___ Records provided ___
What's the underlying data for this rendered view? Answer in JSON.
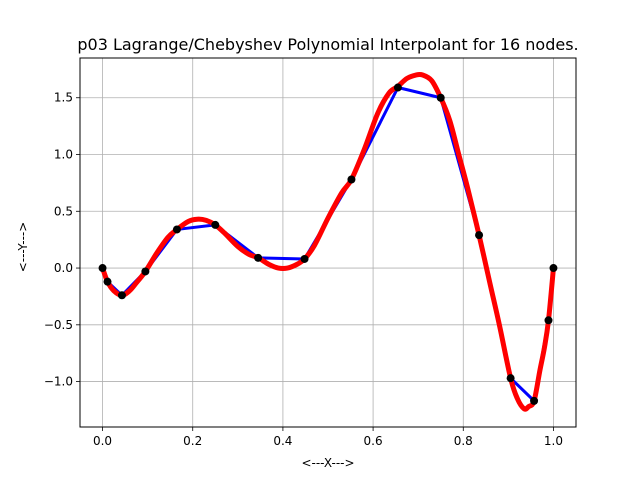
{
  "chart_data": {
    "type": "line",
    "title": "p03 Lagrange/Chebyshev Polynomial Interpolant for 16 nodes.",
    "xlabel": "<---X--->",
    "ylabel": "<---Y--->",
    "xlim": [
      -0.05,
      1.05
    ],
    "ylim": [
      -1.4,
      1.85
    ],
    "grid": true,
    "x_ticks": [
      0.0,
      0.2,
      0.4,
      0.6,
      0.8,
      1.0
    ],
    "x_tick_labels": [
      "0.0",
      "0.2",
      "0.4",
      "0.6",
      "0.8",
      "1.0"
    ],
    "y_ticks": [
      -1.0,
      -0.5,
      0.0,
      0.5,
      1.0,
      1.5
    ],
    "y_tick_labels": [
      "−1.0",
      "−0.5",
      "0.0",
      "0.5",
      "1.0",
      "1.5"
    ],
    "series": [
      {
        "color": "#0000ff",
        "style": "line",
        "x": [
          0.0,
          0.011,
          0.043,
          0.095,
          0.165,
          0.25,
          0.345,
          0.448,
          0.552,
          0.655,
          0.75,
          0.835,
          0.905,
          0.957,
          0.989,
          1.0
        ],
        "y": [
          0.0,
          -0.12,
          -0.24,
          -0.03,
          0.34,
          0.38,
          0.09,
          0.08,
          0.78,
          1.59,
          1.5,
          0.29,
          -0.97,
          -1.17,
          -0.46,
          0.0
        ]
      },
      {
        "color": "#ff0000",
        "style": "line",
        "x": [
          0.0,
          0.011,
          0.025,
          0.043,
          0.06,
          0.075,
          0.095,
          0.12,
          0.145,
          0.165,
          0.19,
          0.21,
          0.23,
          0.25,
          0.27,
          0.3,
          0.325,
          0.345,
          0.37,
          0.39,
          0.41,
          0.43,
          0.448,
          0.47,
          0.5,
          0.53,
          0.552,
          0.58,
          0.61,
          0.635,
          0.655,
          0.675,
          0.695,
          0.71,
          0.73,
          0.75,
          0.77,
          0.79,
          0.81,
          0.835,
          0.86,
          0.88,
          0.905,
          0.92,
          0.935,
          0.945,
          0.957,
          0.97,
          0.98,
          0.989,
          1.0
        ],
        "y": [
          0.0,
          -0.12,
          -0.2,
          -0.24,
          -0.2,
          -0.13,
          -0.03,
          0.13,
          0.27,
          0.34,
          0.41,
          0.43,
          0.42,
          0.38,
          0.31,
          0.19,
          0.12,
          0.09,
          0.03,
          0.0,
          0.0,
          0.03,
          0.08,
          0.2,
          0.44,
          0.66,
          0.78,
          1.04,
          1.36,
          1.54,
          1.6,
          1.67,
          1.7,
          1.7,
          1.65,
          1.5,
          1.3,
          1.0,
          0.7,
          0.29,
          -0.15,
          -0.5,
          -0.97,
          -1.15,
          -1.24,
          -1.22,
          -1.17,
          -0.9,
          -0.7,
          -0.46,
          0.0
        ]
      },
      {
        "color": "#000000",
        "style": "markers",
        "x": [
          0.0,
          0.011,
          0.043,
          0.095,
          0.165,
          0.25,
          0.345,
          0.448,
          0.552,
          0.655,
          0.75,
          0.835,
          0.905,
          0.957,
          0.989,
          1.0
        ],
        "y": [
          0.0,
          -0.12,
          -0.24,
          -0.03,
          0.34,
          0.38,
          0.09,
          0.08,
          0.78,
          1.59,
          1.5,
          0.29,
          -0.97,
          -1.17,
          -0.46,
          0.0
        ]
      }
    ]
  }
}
___
Output the data above without changes, apart from leaving out the pictures.

-- Answer to this problem --
What's the underlying data for this rendered view? Answer in JSON.
{
  "chart_data": {
    "type": "line",
    "title": "p03 Lagrange/Chebyshev Polynomial Interpolant for 16 nodes.",
    "xlabel": "<---X--->",
    "ylabel": "<---Y--->",
    "xlim": [
      -0.05,
      1.05
    ],
    "ylim": [
      -1.4,
      1.85
    ],
    "grid": true,
    "x_ticks": [
      0.0,
      0.2,
      0.4,
      0.6,
      0.8,
      1.0
    ],
    "x_tick_labels": [
      "0.0",
      "0.2",
      "0.4",
      "0.6",
      "0.8",
      "1.0"
    ],
    "y_ticks": [
      -1.0,
      -0.5,
      0.0,
      0.5,
      1.0,
      1.5
    ],
    "y_tick_labels": [
      "−1.0",
      "−0.5",
      "0.0",
      "0.5",
      "1.0",
      "1.5"
    ],
    "series": [
      {
        "color": "#0000ff",
        "style": "line",
        "x": [
          0.0,
          0.011,
          0.043,
          0.095,
          0.165,
          0.25,
          0.345,
          0.448,
          0.552,
          0.655,
          0.75,
          0.835,
          0.905,
          0.957,
          0.989,
          1.0
        ],
        "y": [
          0.0,
          -0.12,
          -0.24,
          -0.03,
          0.34,
          0.38,
          0.09,
          0.08,
          0.78,
          1.59,
          1.5,
          0.29,
          -0.97,
          -1.17,
          -0.46,
          0.0
        ]
      },
      {
        "color": "#ff0000",
        "style": "line",
        "x": [
          0.0,
          0.011,
          0.025,
          0.043,
          0.06,
          0.075,
          0.095,
          0.12,
          0.145,
          0.165,
          0.19,
          0.21,
          0.23,
          0.25,
          0.27,
          0.3,
          0.325,
          0.345,
          0.37,
          0.39,
          0.41,
          0.43,
          0.448,
          0.47,
          0.5,
          0.53,
          0.552,
          0.58,
          0.61,
          0.635,
          0.655,
          0.675,
          0.695,
          0.71,
          0.73,
          0.75,
          0.77,
          0.79,
          0.81,
          0.835,
          0.86,
          0.88,
          0.905,
          0.92,
          0.935,
          0.945,
          0.957,
          0.97,
          0.98,
          0.989,
          1.0
        ],
        "y": [
          0.0,
          -0.12,
          -0.2,
          -0.24,
          -0.2,
          -0.13,
          -0.03,
          0.13,
          0.27,
          0.34,
          0.41,
          0.43,
          0.42,
          0.38,
          0.31,
          0.19,
          0.12,
          0.09,
          0.03,
          0.0,
          0.0,
          0.03,
          0.08,
          0.2,
          0.44,
          0.66,
          0.78,
          1.04,
          1.36,
          1.54,
          1.6,
          1.67,
          1.7,
          1.7,
          1.65,
          1.5,
          1.3,
          1.0,
          0.7,
          0.29,
          -0.15,
          -0.5,
          -0.97,
          -1.15,
          -1.24,
          -1.22,
          -1.17,
          -0.9,
          -0.7,
          -0.46,
          0.0
        ]
      },
      {
        "color": "#000000",
        "style": "markers",
        "x": [
          0.0,
          0.011,
          0.043,
          0.095,
          0.165,
          0.25,
          0.345,
          0.448,
          0.552,
          0.655,
          0.75,
          0.835,
          0.905,
          0.957,
          0.989,
          1.0
        ],
        "y": [
          0.0,
          -0.12,
          -0.24,
          -0.03,
          0.34,
          0.38,
          0.09,
          0.08,
          0.78,
          1.59,
          1.5,
          0.29,
          -0.97,
          -1.17,
          -0.46,
          0.0
        ]
      }
    ]
  }
}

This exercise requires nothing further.